>>>>>
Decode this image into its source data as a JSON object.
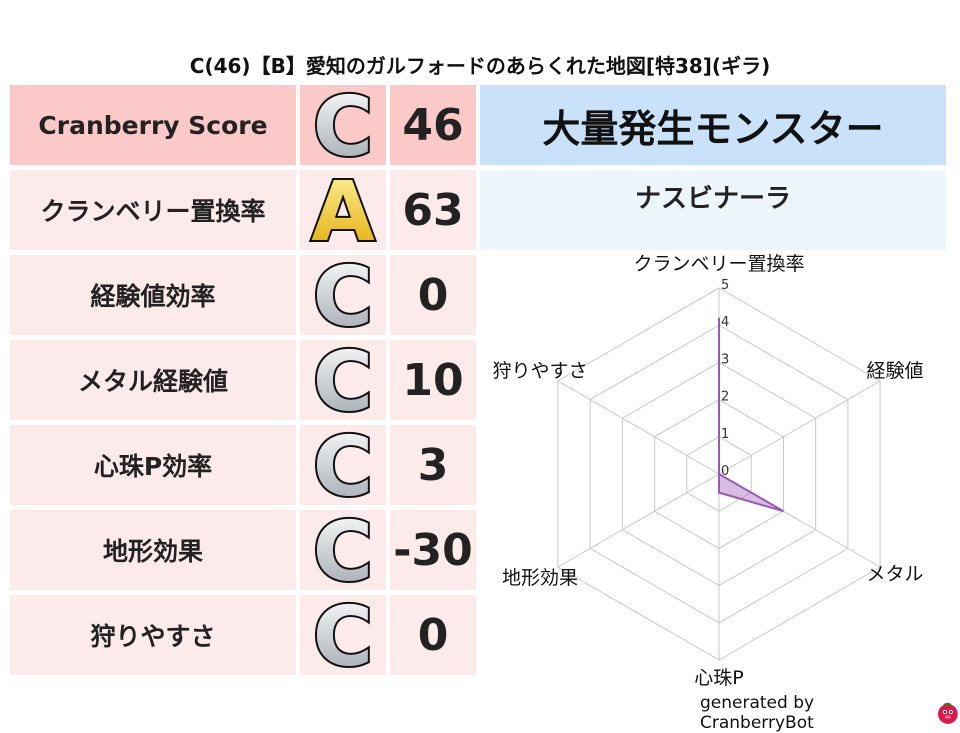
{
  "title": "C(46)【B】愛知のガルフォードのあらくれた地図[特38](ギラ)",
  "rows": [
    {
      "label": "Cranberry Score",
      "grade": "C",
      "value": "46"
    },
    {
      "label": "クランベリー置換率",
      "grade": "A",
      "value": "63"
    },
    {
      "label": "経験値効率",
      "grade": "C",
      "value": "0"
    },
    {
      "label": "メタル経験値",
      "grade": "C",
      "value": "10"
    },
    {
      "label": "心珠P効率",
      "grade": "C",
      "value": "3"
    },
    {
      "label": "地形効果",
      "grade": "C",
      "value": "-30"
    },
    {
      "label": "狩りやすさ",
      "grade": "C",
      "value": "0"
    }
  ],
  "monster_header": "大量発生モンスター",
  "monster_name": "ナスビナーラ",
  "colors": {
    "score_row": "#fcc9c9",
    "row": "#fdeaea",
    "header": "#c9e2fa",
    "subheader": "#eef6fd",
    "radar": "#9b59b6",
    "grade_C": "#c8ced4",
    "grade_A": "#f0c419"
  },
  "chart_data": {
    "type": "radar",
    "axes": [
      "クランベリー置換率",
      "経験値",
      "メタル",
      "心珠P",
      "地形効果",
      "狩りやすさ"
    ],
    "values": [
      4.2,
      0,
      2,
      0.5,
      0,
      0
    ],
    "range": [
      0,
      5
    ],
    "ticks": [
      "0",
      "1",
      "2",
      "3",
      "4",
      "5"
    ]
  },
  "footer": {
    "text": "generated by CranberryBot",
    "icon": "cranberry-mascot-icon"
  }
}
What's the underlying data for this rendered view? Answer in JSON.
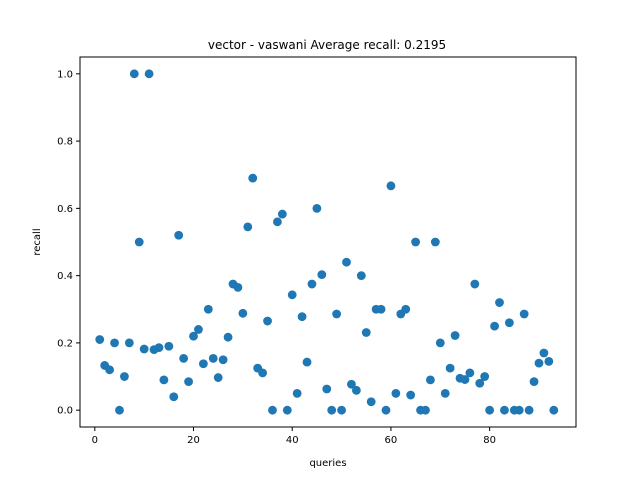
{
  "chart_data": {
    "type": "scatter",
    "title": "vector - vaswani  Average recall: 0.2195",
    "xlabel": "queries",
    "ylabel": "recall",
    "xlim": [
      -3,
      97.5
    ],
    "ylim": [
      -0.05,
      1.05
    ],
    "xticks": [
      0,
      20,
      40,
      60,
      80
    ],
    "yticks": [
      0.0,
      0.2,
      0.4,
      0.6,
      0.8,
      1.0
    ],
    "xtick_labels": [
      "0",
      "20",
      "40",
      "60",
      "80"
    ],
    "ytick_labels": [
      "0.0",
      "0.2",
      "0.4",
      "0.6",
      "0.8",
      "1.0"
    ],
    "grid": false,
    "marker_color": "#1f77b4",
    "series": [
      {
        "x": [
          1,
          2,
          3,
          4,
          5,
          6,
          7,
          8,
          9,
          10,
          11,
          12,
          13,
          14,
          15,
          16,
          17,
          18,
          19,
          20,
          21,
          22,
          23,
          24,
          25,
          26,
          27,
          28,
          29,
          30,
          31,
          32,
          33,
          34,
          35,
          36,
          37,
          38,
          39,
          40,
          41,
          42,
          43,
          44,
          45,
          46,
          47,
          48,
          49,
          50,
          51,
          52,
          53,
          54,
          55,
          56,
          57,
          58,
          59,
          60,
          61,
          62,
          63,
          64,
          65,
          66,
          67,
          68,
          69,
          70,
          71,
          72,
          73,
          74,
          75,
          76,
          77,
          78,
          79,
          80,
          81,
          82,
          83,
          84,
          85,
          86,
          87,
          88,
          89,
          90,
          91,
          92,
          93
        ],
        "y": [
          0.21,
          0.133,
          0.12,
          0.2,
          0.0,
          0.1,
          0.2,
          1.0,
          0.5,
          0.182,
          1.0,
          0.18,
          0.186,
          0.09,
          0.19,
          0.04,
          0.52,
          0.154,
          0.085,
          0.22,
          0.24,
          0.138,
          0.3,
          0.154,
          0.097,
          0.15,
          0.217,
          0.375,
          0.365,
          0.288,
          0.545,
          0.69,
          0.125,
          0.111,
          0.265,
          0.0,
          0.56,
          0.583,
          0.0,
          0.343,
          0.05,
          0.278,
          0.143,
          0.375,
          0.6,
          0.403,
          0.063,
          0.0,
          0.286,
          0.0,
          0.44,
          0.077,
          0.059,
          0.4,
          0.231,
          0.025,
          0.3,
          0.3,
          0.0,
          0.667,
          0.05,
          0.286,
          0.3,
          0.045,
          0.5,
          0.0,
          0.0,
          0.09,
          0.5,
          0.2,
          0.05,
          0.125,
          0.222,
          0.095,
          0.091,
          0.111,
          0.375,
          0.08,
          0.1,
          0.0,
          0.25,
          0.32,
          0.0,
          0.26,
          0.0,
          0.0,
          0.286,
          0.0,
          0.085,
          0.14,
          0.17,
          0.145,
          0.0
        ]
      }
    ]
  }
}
<<<<<
>>>>>
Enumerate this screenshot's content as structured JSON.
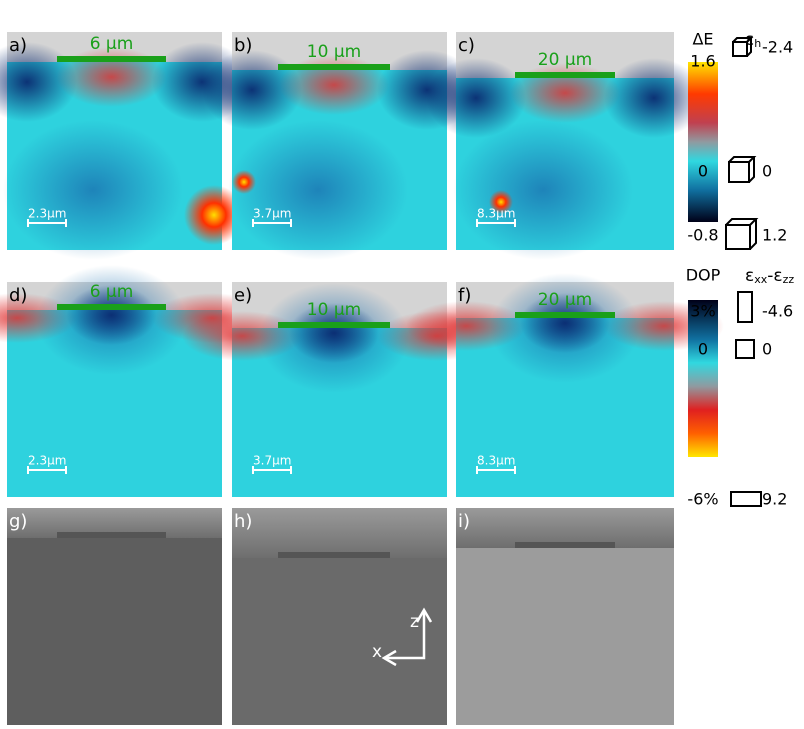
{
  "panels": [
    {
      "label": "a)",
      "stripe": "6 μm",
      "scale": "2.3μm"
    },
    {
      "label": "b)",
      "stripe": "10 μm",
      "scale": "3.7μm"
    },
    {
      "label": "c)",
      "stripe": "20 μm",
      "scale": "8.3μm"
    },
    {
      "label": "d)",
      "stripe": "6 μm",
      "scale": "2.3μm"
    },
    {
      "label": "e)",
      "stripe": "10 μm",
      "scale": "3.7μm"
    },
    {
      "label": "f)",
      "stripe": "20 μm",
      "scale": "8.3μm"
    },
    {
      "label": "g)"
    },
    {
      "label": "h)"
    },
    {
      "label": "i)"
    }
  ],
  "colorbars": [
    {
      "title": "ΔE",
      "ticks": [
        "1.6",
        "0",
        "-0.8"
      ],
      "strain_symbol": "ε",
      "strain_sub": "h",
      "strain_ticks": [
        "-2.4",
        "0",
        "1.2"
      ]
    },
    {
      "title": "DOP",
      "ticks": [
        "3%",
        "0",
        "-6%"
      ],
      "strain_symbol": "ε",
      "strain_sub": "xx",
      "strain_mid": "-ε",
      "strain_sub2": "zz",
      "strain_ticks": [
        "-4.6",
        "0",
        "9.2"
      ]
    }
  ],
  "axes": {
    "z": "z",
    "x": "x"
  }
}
<<<<<
__STATED EXERCISE__
Find how many lines in the material hold the word "JSON" and state that number alone.

__RESULT OF THE TASK__
3